■ **Work to be completed**:
From the records below, give the number of lines that contain the string "together", without any other text.

■ **Data records**:
————

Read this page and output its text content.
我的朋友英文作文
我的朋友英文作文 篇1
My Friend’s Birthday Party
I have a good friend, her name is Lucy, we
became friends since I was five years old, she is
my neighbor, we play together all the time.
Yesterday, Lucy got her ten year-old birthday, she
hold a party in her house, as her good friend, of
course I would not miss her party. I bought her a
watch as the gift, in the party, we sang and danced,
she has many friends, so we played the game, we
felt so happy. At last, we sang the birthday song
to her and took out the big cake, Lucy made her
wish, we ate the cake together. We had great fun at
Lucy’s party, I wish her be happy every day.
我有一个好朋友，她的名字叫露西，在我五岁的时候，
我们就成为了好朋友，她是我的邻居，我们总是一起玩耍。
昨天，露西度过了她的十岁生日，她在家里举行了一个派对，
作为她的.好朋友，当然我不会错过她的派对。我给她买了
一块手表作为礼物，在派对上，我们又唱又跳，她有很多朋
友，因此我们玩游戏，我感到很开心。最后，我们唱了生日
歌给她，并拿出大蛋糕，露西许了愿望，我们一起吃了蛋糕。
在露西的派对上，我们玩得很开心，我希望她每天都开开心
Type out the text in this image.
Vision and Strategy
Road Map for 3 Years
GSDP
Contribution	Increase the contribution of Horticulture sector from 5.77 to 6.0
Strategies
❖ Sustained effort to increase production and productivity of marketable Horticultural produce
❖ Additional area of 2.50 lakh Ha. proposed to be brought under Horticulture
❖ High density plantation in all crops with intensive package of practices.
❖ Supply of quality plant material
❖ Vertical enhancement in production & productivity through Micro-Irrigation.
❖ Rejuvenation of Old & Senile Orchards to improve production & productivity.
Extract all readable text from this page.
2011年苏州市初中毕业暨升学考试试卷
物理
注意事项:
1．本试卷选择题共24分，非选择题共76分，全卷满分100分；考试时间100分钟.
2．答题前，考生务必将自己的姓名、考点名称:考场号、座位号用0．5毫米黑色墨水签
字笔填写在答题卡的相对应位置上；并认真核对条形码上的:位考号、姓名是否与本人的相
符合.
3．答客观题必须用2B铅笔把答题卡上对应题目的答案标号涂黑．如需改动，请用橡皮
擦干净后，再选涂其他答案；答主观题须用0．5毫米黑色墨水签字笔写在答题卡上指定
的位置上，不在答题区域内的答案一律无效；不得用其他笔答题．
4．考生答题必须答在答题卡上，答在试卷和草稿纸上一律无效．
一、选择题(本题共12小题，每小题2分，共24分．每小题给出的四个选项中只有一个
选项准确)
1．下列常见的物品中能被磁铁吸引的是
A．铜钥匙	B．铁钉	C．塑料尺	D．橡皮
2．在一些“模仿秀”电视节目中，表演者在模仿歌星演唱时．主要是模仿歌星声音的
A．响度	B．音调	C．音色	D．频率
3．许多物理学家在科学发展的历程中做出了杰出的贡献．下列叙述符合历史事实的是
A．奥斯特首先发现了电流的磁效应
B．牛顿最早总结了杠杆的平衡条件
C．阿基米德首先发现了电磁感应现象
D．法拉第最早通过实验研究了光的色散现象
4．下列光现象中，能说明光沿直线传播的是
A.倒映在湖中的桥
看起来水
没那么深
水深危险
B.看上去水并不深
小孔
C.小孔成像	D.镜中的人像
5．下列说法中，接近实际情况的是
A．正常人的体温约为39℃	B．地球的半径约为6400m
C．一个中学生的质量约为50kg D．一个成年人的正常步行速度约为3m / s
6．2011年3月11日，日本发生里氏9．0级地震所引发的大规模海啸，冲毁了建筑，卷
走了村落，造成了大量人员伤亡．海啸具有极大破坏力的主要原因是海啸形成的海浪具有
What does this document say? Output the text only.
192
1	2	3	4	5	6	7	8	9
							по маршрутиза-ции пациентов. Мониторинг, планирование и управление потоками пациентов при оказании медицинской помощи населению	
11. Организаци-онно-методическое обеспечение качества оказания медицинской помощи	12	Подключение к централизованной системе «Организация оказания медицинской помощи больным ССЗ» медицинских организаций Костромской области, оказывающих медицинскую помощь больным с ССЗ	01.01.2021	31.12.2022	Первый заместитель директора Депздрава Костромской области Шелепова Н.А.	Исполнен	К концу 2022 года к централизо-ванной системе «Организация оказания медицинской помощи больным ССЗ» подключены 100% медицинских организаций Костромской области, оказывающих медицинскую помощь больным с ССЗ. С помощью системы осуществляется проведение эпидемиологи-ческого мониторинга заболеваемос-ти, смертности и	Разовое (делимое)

————

■ **Full solution**:
2